» **Task prompt**
Which lines of the records contain "center"? Collect every one of them.

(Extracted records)
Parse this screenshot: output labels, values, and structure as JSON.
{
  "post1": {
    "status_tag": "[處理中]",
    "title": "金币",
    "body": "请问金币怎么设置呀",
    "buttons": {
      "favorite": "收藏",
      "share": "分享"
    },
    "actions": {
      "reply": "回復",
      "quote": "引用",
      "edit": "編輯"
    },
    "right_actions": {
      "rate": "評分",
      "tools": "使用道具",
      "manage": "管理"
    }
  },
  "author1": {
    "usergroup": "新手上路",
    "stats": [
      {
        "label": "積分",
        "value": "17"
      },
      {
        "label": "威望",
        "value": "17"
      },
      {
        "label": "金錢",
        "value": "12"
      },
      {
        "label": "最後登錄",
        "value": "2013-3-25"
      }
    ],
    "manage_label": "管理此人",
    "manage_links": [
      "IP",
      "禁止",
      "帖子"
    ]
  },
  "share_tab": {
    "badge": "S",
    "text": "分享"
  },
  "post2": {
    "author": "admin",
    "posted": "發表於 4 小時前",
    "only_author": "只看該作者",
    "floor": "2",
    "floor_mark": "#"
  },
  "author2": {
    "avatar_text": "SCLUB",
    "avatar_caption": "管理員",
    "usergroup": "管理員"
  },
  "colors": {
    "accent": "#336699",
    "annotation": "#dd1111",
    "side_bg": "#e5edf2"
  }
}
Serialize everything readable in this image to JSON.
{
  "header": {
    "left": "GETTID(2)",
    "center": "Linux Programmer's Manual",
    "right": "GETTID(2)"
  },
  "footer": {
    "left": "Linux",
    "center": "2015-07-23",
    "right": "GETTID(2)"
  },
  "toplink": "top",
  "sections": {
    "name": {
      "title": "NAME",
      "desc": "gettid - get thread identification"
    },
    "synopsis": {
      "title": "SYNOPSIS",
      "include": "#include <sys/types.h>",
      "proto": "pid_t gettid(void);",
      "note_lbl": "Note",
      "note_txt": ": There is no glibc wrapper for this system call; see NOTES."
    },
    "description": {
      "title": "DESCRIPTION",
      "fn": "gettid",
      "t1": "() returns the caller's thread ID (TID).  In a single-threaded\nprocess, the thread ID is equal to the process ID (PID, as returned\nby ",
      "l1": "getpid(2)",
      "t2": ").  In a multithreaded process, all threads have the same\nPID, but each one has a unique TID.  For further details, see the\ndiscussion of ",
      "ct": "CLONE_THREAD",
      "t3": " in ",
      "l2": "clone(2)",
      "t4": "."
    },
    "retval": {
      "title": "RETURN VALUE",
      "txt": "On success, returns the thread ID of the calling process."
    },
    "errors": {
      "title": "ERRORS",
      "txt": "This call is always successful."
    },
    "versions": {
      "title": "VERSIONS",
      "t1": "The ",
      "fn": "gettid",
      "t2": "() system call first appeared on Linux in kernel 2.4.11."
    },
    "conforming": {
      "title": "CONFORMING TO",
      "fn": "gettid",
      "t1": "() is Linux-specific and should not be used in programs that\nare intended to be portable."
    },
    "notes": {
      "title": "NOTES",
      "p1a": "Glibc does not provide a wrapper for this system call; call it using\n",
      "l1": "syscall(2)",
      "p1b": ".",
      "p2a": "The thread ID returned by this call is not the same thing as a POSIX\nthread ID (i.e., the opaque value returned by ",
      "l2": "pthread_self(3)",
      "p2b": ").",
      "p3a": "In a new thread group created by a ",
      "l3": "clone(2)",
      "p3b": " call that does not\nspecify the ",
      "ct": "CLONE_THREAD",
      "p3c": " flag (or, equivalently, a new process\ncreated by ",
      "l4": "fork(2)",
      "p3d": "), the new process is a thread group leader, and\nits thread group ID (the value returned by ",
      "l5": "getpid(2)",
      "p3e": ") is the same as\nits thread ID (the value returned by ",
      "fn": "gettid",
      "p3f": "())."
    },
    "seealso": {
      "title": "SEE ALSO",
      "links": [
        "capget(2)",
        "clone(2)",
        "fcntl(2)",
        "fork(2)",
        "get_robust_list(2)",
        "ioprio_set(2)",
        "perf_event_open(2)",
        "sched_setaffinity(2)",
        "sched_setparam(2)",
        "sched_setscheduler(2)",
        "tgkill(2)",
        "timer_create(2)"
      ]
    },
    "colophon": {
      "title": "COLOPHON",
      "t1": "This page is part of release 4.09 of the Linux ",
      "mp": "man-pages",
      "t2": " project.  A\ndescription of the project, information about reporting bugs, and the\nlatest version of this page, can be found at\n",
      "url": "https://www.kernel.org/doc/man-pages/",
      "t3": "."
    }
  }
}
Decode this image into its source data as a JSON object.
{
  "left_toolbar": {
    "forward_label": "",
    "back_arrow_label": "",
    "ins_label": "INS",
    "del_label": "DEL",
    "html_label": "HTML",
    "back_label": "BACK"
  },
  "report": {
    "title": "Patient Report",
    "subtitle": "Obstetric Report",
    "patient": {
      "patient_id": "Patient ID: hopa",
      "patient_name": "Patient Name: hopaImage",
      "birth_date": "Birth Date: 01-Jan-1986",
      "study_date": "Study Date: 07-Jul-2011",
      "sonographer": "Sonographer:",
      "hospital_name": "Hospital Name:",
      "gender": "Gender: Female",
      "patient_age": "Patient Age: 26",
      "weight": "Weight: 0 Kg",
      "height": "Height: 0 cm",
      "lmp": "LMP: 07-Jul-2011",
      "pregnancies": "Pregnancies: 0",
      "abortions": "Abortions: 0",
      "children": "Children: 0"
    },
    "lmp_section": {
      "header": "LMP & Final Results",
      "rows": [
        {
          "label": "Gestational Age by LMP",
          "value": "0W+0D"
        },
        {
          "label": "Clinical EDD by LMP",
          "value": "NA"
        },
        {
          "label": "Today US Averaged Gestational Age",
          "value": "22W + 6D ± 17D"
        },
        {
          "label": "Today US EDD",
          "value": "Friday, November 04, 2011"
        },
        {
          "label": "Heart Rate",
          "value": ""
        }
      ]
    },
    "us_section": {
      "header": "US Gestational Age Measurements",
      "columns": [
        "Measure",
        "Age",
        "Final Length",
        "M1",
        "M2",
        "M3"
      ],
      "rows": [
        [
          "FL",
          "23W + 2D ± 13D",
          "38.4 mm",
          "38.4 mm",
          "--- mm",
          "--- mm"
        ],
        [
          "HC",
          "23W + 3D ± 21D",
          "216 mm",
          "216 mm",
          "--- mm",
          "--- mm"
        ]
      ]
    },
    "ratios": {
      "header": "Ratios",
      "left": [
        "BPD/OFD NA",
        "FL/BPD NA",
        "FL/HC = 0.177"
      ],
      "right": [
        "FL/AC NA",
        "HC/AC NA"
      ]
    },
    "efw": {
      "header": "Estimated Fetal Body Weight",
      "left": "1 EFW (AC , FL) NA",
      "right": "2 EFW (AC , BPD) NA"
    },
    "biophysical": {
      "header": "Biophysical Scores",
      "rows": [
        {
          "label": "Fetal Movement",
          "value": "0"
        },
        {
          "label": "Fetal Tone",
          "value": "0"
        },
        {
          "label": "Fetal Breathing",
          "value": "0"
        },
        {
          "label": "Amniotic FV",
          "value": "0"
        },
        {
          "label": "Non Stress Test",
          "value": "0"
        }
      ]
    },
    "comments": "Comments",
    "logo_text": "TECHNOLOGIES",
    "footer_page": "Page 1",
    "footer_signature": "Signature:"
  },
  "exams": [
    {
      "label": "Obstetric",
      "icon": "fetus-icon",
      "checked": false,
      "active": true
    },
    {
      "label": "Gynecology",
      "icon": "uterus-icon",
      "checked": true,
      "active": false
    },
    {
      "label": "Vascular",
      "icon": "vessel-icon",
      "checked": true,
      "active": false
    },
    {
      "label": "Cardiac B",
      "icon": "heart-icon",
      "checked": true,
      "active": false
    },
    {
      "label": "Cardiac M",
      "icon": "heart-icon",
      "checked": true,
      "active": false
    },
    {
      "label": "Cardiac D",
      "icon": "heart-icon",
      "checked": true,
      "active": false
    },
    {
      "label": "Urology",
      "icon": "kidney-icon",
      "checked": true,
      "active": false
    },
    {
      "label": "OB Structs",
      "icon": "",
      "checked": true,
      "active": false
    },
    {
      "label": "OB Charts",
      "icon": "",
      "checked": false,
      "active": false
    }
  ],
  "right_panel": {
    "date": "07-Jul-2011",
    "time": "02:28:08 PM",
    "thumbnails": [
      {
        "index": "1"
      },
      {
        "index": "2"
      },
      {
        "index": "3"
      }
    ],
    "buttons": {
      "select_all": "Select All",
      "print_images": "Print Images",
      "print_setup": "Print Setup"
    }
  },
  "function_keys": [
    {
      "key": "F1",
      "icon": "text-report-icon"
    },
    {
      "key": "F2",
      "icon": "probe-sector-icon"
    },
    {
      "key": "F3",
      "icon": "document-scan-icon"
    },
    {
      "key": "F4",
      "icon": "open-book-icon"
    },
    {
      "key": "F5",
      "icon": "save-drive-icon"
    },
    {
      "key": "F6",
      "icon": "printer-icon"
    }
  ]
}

» **Result of this exercise**
    "center": "Linux Programmer's Manual",
    "center": "2015-07-23",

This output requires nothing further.